PROBLEM SET:
1. Repeat the passage on AI and Covid word for word, everything from "There is then" down to "arriving in hospitals.".
2. For each statement below, say yes or no to whether the passage on AI and Covid supports it, and quote the deciding words. (a) Programs trained on chest X-rays have predicted the 96-hour prognosis of Covid cases arriving in hospitals. (b) Doctors and patients give little thought to the consequences of medical mistakes. (c) Studies on the risk factors of coronary heart disease among diabetics have already been completed.
3. Pick up the passage on AI and Covid after its last sentence and write what comes next.

EXTRACTED TEXT:
There is then the question of identifying risk factors and predicting the course of individual infections. There is a precedent for using AI in this way. Studies that aim to identify the risk factors of coronary heart disease among diabetics are already underway. AI technology is also no stranger to Covid. For example, programs trained to detect abnormalities in chest X-rays have experienced success in predicting the 96-hour prognosis of Covid cases arriving in hospitals.

In addition, the last year and a half has seen people become increasingly willing to take previously unheard-of actions to combat the pandemic, from millions of downloads of Covid-19 tracking apps to national mask mandates for enclosed public spaces.

Despite all this, there is a general wariness surrounding the use of AI for medical purposes. Both doctors and patients alike are acutely aware of the consequences of medical mistakes, and the reduced transparency and accountability in AI decision-making only make matters worse.

Records from a data collection:

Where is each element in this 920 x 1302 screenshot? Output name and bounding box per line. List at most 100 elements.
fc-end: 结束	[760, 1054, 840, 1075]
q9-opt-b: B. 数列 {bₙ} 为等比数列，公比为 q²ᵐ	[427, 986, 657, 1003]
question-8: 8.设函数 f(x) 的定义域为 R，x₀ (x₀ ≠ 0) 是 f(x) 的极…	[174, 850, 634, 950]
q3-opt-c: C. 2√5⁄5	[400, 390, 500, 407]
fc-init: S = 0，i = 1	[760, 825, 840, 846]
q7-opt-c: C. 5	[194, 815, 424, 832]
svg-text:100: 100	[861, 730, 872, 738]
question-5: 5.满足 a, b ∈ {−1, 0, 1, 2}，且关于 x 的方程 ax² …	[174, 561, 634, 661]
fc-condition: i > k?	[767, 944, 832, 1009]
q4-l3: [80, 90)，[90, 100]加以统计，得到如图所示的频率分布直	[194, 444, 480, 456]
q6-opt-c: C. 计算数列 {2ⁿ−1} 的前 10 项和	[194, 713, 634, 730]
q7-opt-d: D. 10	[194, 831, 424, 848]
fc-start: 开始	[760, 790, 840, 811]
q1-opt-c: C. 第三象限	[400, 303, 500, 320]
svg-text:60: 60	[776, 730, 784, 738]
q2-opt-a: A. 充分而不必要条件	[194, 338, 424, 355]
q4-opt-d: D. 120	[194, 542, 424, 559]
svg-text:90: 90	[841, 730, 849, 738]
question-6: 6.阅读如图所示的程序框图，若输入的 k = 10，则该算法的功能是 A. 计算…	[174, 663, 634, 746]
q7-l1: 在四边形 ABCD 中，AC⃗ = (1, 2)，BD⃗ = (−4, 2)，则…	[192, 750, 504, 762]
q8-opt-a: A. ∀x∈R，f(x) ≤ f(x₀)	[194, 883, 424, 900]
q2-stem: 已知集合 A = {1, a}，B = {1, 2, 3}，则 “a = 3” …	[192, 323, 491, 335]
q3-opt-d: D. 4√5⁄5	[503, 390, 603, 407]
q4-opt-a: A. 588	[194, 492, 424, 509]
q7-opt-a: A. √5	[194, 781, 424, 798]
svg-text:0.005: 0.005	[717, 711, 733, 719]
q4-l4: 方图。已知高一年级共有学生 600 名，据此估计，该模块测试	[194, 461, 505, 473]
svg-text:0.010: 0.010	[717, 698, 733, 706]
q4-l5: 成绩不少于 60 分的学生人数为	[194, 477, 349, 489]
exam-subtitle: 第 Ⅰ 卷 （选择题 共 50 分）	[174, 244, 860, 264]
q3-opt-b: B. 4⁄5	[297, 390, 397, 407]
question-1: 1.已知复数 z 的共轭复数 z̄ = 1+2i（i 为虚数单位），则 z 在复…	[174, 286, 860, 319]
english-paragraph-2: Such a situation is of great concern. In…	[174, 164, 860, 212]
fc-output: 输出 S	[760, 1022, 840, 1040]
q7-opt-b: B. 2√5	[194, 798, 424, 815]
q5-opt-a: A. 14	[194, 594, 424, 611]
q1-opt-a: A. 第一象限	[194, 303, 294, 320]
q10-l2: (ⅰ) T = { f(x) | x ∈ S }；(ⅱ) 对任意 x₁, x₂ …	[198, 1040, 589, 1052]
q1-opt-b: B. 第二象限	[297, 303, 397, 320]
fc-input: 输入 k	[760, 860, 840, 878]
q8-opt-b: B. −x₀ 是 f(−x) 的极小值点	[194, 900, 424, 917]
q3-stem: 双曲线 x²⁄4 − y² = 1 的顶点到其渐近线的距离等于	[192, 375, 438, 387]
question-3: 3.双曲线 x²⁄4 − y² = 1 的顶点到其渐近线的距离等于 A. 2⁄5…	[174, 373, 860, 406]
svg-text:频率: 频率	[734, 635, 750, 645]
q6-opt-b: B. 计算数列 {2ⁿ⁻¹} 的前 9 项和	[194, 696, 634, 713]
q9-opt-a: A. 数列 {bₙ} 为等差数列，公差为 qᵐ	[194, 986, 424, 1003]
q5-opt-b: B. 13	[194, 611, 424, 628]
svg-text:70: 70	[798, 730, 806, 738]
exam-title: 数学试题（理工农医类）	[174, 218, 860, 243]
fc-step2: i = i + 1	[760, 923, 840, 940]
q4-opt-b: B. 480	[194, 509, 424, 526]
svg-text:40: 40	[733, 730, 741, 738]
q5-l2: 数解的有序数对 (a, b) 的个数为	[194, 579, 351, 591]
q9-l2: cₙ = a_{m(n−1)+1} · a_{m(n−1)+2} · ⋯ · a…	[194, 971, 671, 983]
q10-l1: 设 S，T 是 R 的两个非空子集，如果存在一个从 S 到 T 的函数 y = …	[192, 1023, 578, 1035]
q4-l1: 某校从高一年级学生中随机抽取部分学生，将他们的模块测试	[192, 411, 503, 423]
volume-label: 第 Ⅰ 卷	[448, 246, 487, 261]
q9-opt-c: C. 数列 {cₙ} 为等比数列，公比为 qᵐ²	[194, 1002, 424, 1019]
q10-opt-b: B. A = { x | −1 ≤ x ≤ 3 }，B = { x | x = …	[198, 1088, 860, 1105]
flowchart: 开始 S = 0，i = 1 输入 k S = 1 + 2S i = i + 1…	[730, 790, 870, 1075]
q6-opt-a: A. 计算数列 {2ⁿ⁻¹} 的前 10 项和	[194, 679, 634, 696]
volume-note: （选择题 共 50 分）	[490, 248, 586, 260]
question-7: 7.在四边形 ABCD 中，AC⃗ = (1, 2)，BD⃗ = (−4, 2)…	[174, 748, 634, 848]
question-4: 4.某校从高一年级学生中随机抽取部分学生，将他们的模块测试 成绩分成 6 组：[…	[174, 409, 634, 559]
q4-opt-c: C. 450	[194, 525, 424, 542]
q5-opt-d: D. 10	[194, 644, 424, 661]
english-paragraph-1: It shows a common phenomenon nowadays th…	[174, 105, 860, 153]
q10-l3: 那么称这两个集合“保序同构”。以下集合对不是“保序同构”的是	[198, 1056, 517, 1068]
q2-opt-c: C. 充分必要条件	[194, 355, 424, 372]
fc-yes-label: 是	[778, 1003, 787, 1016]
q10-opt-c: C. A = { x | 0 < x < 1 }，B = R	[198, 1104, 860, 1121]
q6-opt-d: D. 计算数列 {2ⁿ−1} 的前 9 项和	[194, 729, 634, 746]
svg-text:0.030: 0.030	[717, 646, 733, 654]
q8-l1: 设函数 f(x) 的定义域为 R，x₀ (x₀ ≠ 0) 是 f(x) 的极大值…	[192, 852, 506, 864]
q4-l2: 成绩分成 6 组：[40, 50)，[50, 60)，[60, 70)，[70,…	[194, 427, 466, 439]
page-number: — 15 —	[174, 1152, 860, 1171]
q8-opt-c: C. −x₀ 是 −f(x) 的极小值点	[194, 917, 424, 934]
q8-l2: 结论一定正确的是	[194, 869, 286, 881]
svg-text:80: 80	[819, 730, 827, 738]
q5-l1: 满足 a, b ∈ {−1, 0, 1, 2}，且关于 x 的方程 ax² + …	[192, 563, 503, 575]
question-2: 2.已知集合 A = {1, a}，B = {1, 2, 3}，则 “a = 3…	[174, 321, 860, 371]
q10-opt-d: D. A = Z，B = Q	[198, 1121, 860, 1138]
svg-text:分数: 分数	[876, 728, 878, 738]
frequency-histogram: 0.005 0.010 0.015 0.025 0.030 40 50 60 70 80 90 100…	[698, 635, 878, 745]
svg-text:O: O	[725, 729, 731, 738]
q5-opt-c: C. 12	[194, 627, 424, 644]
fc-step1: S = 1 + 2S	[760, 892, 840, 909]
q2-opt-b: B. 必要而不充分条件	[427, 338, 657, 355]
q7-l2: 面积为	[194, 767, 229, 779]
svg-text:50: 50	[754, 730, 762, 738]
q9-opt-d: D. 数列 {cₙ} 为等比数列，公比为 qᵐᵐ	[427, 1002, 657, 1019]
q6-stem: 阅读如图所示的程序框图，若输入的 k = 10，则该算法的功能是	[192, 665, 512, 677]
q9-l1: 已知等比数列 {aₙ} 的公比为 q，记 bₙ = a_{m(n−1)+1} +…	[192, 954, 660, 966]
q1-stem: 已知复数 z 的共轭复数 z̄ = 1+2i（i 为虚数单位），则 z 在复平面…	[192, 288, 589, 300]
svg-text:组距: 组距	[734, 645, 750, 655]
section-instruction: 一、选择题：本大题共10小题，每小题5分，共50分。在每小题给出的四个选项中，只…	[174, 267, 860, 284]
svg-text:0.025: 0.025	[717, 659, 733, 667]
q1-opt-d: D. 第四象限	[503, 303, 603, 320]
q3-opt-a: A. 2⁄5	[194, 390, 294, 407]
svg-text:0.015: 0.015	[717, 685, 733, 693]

TASK RESULTS:
1.
There is then the question of identifying risk factors and predicting the course of individual infections. There is a precedent for using AI in this way. Studies that aim to identify the risk factors of coronary heart disease among diabetics are already underway. AI technology is also no stranger to Covid. For example, programs trained to detect abnormalities in chest X-rays have experienced success in predicting the 96-hour prognosis of Covid cases arriving in hospitals.

2.
(a) Yes: "programs trained to detect abnormalities in chest X-rays have experienced success in predicting the 96-hour prognosis of Covid cases arriving in hospitals"
(b) No: "Both doctors and patients alike are acutely aware of the consequences of medical mistakes"
(c) No: "Studies that aim to identify the risk factors of coronary heart disease among diabetics are already underway"

3.
This is the second time this year that the UK Government has allocated almost £20m ($27.5m) to long Covid research, indicating increasing concern about the lasting impacts of the pandemic after increased herd immunity has been achieved. Could this be AI’s opportunity to prove its diagnostic chops and make significant inroads in medical treatment? Maybe. But more likely, the time for desperate action is over, leaving the untapped potential of AI programmes trained with the data and images studied by doctors and academics. The world is not yet prepared to cede control of its medical care to the machines.